**TASK STATEMENT**
Output every line of the items below as a JSON list of strings, one string per line. Skip blank lines and leave the pictures out.

Element box items:

>>

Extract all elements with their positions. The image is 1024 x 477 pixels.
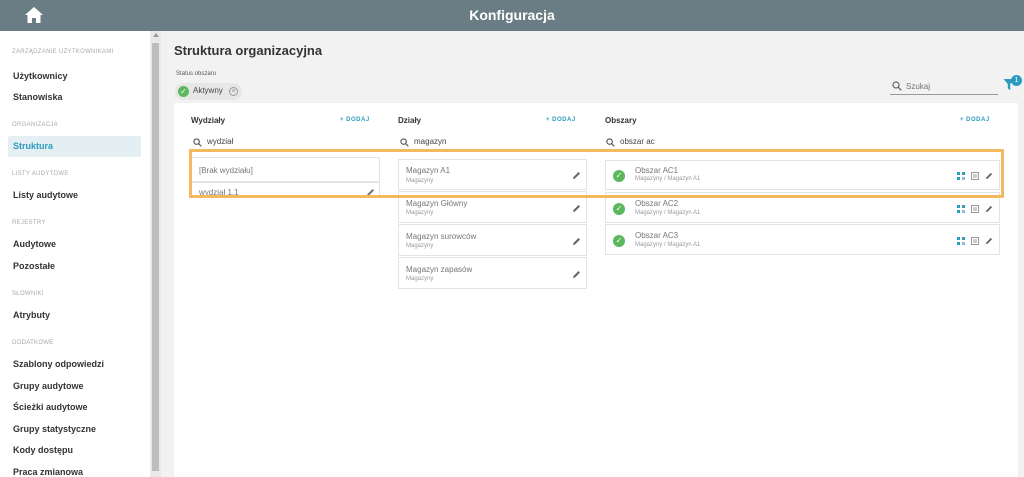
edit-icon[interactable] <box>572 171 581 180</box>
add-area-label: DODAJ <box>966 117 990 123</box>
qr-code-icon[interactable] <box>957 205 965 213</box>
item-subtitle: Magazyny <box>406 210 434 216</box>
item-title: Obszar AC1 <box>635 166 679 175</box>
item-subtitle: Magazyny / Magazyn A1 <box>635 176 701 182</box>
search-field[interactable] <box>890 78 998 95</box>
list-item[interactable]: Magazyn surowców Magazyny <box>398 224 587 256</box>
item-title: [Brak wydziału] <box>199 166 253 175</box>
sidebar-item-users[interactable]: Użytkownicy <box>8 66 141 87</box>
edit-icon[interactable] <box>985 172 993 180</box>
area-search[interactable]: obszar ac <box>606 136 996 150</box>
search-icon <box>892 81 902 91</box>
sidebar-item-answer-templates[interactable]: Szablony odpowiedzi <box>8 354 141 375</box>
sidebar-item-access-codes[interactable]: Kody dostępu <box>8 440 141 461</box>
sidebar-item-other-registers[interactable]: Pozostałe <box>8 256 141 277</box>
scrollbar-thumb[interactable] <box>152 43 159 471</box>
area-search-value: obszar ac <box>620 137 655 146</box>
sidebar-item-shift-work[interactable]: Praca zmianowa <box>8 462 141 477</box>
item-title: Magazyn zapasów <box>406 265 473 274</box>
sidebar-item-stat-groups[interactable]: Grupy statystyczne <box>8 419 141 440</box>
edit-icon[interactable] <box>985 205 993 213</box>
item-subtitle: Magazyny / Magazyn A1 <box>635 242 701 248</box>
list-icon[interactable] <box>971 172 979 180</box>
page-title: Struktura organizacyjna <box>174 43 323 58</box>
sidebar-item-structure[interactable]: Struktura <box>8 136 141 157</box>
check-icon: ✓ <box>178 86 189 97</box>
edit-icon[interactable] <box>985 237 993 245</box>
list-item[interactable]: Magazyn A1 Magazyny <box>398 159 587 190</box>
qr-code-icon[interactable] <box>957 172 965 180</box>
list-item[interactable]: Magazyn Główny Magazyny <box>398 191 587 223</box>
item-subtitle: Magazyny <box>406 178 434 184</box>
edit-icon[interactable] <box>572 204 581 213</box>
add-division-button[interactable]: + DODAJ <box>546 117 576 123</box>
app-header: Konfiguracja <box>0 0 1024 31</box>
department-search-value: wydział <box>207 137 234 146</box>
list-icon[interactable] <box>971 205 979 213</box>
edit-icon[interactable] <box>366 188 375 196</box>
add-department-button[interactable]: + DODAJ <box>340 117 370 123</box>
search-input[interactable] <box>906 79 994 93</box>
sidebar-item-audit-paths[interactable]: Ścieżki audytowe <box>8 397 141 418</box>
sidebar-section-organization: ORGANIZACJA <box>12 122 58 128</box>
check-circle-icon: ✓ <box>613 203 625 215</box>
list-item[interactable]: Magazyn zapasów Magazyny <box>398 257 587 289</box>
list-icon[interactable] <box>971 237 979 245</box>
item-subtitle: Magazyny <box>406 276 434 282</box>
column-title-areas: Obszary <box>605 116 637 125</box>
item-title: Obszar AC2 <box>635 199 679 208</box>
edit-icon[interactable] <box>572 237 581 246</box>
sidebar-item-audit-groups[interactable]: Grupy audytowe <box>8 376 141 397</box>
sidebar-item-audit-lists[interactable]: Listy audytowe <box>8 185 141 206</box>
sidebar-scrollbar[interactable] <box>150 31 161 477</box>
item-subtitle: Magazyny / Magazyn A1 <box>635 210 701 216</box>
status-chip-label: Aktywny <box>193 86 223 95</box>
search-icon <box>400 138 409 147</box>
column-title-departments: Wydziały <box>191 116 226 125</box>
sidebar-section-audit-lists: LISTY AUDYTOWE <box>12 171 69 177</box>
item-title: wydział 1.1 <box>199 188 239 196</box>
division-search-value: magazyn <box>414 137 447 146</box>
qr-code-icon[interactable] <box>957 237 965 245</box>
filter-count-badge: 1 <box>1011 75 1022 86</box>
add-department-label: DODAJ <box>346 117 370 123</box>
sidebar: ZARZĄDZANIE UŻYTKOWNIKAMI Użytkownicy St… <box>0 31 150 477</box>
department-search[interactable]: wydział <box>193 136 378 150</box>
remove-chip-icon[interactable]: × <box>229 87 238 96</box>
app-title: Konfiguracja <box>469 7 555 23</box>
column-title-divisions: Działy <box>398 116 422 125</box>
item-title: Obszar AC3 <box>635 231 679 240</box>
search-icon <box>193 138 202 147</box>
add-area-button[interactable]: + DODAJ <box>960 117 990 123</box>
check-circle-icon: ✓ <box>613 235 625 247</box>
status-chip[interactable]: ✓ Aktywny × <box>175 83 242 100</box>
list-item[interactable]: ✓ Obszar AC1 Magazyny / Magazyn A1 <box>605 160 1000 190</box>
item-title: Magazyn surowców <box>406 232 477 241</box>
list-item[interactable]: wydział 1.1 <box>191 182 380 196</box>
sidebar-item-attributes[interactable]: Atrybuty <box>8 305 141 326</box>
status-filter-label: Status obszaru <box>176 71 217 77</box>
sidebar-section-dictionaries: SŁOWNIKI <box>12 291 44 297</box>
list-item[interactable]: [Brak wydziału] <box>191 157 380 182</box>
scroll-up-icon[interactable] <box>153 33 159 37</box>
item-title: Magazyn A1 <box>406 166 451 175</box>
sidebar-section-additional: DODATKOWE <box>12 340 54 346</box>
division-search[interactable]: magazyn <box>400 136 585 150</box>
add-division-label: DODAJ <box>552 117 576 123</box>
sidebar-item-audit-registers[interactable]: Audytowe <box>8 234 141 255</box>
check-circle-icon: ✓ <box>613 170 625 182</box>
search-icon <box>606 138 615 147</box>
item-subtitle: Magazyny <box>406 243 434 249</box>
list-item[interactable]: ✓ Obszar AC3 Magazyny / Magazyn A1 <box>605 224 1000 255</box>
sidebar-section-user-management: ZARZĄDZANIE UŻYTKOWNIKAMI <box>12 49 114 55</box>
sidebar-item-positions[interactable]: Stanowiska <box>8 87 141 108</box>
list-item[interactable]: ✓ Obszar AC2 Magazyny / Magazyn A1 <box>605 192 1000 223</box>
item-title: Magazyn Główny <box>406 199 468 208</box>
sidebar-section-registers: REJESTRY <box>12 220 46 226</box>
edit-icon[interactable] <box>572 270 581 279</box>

<<

**IN RESPONSE**
[
  "Extract all elements with their positions. The image is 1024 x 477 pixels.",
  "edit-icon[interactable] <box>572 171 581 180</box>",
  "add-area-label: DODAJ <box>966 117 990 123</box>",
  "qr-code-icon[interactable] <box>957 205 965 213</box>",
  "item-subtitle: Magazyny <box>406 210 434 216</box>",
  "item-title: Obszar AC1 <box>635 166 679 175</box>",
  "item-subtitle: Magazyny / Magazyn A1 <box>635 176 701 182</box>",
  "search-field[interactable] <box>890 78 998 95</box>",
  "list-item[interactable]: Magazyn surowców Magazyny <box>398 224 587 256</box>",
  "item-title: [Brak wydziału] <box>199 166 253 175</box>",
  "sidebar-item-users[interactable]: Użytkownicy <box>8 66 141 87</box>",
  "edit-icon[interactable] <box>985 172 993 180</box>",
  "area-search[interactable]: obszar ac <box>606 136 996 150</box>",
  "search-icon <box>892 81 902 91</box>",
  "sidebar-item-answer-templates[interactable]: Szablony odpowiedzi <box>8 354 141 375</box>",
  "sidebar-item-access-codes[interactable]: Kody dostępu <box>8 440 141 461</box>",
  "sidebar-item-other-registers[interactable]: Pozostałe <box>8 256 141 277</box>",
  "scrollbar-thumb[interactable] <box>152 43 159 471</box>",
  "area-search-value: obszar ac <box>620 137 655 146</box>",
  "sidebar-item-shift-work[interactable]: Praca zmianowa <box>8 462 141 477</box>",
  "item-title: Magazyn zapasów <box>406 265 473 274</box>",
  "sidebar-item-stat-groups[interactable]: Grupy statystyczne <box>8 419 141 440</box>",
  "edit-icon[interactable] <box>985 205 993 213</box>",
  "item-subtitle: Magazyny / Magazyn A1 <box>635 242 701 248</box>",
  "list-icon[interactable] <box>971 172 979 180</box>",
  "page-title: Struktura organizacyjna <box>174 43 323 58</box>",
  "sidebar-item-structure[interactable]: Struktura <box>8 136 141 157</box>",
  "check-icon: ✓ <box>178 86 189 97</box>",
  "edit-icon[interactable] <box>985 237 993 245</box>",
  "list-item[interactable]: Magazyn A1 Magazyny <box>398 159 587 190</box>",
  "qr-code-icon[interactable] <box>957 172 965 180</box>",
  "list-item[interactable]: Magazyn Główny Magazyny <box>398 191 587 223</box>",
  "item-subtitle: Magazyny <box>406 178 434 184</box>",
  "edit-icon[interactable] <box>572 204 581 213</box>",
  "add-division-button[interactable]: + DODAJ <box>546 117 576 123</box>",
  "app-header: Konfiguracja <box>0 0 1024 31</box>",
  "department-search-value: wydział <box>207 137 234 146</box>",
  "list-icon[interactable] <box>971 205 979 213</box>",
  "edit-icon[interactable] <box>366 188 375 196</box>",
  "add-department-button[interactable]: + DODAJ <box>340 117 370 123</box>",
  "search-input[interactable] <box>906 79 994 93</box>",
  "sidebar-item-audit-paths[interactable]: Ścieżki audytowe <box>8 397 141 418</box>",
  "sidebar-section-organization: ORGANIZACJA <box>12 122 58 128</box>",
  "check-circle-icon: ✓ <box>613 203 625 215</box>",
  "list-item[interactable]: Magazyn zapasów Magazyny <box>398 257 587 289</box>",
  "list-icon[interactable] <box>971 237 979 245</box>",
  "item-subtitle: Magazyny <box>406 276 434 282</box>",
  "column-title-areas: Obszary <box>605 116 637 125</box>",
  "item-title: Obszar AC2 <box>635 199 679 208</box>",
  "edit-icon[interactable] <box>572 237 581 246</box>",
  "sidebar-item-audit-groups[interactable]: Grupy audytowe <box>8 376 141 397</box>",
  "sidebar-item-audit-lists[interactable]: Listy audytowe <box>8 185 141 206</box>",
  "sidebar-scrollbar[interactable] <box>150 31 161 477</box>",
  "item-subtitle: Magazyny / Magazyn A1 <box>635 210 701 216</box>",
  "status-chip-label: Aktywny <box>193 86 223 95</box>",
  "search-icon <box>400 138 409 147</box>",
  "column-title-departments: Wydziały <box>191 116 226 125</box>",
  "sidebar-section-audit-lists: LISTY AUDYTOWE <box>12 171 69 177</box>",
  "item-title: wydział 1.1 <box>199 188 239 196</box>",
  "division-search-value: magazyn <box>414 137 447 146</box>",
  "qr-code-icon[interactable] <box>957 237 965 245</box>",
  "filter-count-badge: 1 <box>1011 75 1022 86</box>",
  "add-department-label: DODAJ <box>346 117 370 123</box>",
  "sidebar: ZARZĄDZANIE UŻYTKOWNIKAMI Użytkownicy St… <box>0 31 150 477</box>",
  "department-search[interactable]: wydział <box>193 136 378 150</box>",
  "remove-chip-icon[interactable]: × <box>229 87 238 96</box>",
  "app-title: Konfiguracja <box>469 7 555 23</box>",
  "column-title-divisions: Działy <box>398 116 422 125</box>",
  "item-title: Obszar AC3 <box>635 231 679 240</box>",
  "search-icon <box>193 138 202 147</box>",
  "add-area-button[interactable]: + DODAJ <box>960 117 990 123</box>",
  "check-circle-icon: ✓ <box>613 235 625 247</box>",
  "status-chip[interactable]: ✓ Aktywny × <box>175 83 242 100</box>",
  "list-item[interactable]: ✓ Obszar AC1 Magazyny / Magazyn A1 <box>605 160 1000 190</box>",
  "item-title: Magazyn surowców <box>406 232 477 241</box>",
  "list-item[interactable]: wydział 1.1 <box>191 182 380 196</box>",
  "sidebar-item-attributes[interactable]: Atrybuty <box>8 305 141 326</box>",
  "status-filter-label: Status obszaru <box>176 71 217 77</box>",
  "sidebar-section-dictionaries: SŁOWNIKI <box>12 291 44 297</box>",
  "list-item[interactable]: [Brak wydziału] <box>191 157 380 182</box>",
  "scroll-up-icon[interactable] <box>153 33 159 37</box>",
  "item-title: Magazyn A1 <box>406 166 451 175</box>",
  "sidebar-section-additional: DODATKOWE <box>12 340 54 346</box>",
  "division-search[interactable]: magazyn <box>400 136 585 150</box>",
  "add-division-label: DODAJ <box>552 117 576 123</box>",
  "sidebar-item-audit-registers[interactable]: Audytowe <box>8 234 141 255</box>",
  "check-circle-icon: ✓ <box>613 170 625 182</box>",
  "search-icon <box>606 138 615 147</box>",
  "item-subtitle: Magazyny <box>406 243 434 249</box>",
  "list-item[interactable]: ✓ Obszar AC3 Magazyny / Magazyn A1 <box>605 224 1000 255</box>",
  "sidebar-section-user-management: ZARZĄDZANIE UŻYTKOWNIKAMI <box>12 49 114 55</box>",
  "sidebar-item-positions[interactable]: Stanowiska <box>8 87 141 108</box>",
  "list-item[interactable]: ✓ Obszar AC2 Magazyny / Magazyn A1 <box>605 192 1000 223</box>",
  "item-title: Magazyn Główny <box>406 199 468 208</box>",
  "sidebar-section-registers: REJESTRY <box>12 220 46 226</box>",
  "edit-icon[interactable] <box>572 270 581 279</box>"
]